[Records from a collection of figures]

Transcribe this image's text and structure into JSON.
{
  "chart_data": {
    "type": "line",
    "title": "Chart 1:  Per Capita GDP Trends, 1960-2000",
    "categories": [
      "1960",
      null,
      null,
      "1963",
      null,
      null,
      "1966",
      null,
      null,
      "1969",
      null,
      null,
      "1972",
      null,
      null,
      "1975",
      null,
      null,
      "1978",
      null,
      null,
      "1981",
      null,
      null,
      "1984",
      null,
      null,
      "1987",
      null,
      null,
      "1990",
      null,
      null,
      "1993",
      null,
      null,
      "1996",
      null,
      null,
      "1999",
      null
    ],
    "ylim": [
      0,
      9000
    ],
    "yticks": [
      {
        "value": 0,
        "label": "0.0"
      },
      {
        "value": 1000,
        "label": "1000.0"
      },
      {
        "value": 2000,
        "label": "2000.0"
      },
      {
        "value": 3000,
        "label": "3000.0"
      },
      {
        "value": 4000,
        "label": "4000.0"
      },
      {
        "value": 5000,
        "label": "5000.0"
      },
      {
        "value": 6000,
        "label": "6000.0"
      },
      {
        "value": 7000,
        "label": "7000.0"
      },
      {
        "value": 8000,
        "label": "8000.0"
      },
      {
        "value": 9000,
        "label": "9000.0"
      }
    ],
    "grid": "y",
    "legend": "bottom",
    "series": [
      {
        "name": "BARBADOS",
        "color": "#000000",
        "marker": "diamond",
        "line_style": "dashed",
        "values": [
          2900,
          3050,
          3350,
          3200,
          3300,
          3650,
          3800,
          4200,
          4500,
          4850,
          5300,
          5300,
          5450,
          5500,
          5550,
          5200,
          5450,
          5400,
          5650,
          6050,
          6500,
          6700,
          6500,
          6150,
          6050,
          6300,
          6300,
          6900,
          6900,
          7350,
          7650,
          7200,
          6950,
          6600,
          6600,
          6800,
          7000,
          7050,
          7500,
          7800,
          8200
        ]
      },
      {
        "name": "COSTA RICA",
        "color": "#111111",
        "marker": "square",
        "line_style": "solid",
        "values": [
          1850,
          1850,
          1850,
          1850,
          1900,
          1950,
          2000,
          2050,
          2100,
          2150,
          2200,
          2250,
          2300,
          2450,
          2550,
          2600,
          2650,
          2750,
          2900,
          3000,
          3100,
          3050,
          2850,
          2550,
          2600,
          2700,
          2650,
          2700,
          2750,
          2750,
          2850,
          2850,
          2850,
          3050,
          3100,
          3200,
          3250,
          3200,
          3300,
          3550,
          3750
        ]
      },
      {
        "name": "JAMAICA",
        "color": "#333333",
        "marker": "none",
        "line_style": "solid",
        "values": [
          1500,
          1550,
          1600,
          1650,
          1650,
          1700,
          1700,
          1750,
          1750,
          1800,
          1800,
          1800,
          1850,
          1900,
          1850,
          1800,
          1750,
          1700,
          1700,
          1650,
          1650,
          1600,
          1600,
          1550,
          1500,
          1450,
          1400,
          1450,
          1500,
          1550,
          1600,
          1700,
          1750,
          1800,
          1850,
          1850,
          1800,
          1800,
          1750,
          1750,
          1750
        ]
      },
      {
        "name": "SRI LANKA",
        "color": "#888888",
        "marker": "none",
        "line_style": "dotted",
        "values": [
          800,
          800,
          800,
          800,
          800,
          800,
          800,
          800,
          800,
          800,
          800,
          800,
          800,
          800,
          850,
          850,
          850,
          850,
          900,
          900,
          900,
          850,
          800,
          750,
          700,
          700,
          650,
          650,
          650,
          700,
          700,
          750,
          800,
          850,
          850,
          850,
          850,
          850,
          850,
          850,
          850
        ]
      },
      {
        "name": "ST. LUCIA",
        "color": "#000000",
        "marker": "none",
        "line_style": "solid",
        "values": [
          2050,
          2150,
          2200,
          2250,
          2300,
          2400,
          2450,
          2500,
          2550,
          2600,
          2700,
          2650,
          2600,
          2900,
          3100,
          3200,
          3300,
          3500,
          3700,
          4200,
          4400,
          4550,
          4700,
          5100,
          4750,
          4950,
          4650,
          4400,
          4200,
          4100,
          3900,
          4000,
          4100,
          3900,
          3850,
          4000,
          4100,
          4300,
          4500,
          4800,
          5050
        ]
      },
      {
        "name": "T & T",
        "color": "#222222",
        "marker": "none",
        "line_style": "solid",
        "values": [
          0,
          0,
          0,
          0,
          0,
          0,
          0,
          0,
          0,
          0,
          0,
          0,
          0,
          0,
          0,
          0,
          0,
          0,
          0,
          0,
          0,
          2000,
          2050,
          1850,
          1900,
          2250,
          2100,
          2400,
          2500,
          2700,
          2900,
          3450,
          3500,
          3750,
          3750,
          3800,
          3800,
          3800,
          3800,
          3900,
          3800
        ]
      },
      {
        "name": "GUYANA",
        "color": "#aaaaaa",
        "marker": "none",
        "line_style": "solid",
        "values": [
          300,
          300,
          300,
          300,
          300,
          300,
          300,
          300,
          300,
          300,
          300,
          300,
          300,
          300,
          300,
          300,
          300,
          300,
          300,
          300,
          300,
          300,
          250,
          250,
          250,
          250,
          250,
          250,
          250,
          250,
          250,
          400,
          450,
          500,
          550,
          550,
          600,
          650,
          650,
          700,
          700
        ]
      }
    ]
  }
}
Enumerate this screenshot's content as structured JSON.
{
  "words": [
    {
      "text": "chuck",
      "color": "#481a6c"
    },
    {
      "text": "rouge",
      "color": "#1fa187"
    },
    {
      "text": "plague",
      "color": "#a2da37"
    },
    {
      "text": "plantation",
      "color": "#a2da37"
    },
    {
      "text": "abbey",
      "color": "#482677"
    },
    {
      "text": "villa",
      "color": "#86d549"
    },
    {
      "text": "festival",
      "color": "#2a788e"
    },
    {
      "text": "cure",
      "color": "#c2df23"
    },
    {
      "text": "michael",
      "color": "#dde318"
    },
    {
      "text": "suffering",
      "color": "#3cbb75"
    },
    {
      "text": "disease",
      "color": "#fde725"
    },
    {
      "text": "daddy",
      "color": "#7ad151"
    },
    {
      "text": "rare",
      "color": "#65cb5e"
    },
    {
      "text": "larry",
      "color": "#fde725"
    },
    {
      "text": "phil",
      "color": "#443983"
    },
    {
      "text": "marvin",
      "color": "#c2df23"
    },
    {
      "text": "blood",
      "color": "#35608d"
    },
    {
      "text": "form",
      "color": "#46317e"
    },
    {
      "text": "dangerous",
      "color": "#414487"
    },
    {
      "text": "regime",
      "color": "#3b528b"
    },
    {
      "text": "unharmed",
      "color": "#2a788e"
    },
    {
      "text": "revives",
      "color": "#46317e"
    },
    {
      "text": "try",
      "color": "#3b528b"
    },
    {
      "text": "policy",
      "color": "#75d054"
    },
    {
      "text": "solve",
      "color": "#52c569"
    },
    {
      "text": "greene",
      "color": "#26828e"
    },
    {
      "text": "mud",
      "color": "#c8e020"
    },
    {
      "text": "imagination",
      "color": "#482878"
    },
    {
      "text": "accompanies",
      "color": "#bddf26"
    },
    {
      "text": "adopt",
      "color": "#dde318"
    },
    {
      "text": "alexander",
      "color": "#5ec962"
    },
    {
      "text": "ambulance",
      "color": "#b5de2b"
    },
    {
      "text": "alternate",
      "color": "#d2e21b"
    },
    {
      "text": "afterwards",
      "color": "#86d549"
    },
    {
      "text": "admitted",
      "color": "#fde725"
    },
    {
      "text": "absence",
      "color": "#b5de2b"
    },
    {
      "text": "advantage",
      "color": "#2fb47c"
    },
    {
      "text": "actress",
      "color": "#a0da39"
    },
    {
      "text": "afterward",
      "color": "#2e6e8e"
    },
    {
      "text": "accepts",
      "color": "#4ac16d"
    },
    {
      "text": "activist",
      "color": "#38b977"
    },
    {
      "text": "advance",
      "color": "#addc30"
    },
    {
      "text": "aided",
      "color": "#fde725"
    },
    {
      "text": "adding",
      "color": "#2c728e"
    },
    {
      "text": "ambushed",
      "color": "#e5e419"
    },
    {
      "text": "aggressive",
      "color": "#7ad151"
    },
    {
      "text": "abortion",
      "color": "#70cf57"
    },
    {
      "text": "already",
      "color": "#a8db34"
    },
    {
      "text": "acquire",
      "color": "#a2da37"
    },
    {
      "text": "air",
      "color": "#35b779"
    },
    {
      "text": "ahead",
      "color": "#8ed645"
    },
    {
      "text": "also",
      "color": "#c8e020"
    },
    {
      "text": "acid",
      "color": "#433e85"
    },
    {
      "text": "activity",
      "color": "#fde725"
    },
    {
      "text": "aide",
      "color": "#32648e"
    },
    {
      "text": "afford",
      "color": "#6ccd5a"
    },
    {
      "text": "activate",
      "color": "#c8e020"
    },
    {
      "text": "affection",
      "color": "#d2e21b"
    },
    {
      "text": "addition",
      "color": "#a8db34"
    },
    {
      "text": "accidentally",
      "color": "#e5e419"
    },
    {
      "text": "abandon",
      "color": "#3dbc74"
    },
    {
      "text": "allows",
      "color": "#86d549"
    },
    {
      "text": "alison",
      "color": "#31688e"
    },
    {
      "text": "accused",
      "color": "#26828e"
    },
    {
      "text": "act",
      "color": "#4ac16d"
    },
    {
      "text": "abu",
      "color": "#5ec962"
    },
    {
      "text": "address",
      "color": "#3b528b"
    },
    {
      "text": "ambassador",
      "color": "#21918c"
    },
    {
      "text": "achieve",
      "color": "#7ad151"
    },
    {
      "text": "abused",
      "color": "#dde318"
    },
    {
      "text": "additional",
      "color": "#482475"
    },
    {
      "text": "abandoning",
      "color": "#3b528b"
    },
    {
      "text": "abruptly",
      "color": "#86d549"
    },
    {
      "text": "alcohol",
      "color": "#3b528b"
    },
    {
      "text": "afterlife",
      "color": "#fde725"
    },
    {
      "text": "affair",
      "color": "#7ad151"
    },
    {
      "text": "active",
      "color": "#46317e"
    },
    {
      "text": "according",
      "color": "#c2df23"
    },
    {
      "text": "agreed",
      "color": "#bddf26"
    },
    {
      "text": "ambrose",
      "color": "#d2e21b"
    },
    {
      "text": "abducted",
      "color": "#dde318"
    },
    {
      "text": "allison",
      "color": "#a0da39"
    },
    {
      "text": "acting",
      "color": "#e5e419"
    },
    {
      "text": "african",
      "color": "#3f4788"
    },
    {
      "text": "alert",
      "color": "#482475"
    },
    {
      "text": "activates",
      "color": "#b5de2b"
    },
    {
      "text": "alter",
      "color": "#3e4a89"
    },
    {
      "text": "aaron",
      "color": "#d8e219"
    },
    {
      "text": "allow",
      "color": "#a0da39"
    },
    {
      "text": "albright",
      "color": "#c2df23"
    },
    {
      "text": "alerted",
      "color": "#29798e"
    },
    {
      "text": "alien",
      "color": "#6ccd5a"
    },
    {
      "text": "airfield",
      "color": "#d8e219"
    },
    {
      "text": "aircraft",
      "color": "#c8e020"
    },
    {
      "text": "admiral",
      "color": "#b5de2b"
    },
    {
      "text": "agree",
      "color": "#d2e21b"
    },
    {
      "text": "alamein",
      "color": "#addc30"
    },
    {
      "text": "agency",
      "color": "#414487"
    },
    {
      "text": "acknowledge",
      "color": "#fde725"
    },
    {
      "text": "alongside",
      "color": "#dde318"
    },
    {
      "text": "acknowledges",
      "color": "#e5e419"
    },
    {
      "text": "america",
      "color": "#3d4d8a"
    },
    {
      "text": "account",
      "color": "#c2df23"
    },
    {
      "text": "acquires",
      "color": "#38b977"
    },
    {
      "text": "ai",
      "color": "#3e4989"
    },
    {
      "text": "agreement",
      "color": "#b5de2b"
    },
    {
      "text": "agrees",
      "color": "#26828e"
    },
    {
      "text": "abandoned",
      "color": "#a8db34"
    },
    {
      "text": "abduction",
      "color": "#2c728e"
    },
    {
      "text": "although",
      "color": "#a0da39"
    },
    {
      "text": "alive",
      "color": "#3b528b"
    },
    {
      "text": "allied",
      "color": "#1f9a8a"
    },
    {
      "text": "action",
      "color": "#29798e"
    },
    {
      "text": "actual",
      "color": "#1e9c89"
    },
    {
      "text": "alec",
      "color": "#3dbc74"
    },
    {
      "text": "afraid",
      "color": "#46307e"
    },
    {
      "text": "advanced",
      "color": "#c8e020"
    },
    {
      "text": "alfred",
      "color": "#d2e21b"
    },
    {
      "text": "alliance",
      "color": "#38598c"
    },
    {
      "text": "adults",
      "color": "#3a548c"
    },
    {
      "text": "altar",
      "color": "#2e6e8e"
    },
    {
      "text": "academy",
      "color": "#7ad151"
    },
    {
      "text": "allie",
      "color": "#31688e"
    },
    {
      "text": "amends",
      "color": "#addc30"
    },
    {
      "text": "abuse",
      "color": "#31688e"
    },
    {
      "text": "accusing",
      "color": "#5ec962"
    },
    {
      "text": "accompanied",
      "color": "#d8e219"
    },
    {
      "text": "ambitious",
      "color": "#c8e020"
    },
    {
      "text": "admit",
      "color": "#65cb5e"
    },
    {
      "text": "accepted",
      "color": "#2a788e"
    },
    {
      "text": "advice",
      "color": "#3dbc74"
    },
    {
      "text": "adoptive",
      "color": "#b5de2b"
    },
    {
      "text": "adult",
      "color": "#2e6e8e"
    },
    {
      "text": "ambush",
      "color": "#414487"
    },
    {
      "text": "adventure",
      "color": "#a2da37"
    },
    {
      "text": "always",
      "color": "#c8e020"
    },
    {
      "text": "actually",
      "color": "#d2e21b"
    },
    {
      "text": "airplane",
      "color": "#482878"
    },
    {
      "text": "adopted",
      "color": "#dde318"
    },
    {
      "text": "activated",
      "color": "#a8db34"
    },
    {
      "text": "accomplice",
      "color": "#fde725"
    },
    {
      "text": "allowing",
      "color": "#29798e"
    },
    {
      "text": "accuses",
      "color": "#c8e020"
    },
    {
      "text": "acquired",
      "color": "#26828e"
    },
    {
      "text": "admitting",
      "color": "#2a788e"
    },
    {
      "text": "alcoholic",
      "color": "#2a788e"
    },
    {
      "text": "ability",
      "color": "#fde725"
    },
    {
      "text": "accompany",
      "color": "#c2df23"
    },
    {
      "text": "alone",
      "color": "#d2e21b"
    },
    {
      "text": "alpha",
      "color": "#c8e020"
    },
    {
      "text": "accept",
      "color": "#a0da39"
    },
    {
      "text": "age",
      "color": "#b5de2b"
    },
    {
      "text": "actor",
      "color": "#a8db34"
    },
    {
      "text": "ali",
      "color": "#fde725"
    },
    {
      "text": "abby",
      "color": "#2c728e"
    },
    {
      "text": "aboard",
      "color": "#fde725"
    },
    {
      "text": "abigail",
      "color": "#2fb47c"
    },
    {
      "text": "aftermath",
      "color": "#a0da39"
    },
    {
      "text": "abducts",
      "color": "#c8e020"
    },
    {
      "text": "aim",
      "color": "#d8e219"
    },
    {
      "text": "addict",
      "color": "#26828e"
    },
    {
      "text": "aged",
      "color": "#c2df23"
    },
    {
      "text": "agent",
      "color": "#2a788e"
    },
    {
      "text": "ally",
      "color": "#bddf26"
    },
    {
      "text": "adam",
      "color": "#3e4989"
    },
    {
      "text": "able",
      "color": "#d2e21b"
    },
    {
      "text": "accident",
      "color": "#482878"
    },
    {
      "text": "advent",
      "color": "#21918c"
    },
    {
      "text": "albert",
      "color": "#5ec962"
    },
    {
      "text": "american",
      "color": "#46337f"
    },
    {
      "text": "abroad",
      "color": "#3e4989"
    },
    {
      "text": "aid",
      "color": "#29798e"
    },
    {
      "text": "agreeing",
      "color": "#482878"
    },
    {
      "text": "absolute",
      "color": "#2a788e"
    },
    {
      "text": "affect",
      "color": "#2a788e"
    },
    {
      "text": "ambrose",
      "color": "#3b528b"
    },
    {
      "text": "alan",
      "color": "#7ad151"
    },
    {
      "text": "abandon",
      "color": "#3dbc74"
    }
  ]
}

#### [Task details]
What is the number of lines in the records that contain the word "this"? Answer with the number and nothing else.

#### [Response below]
2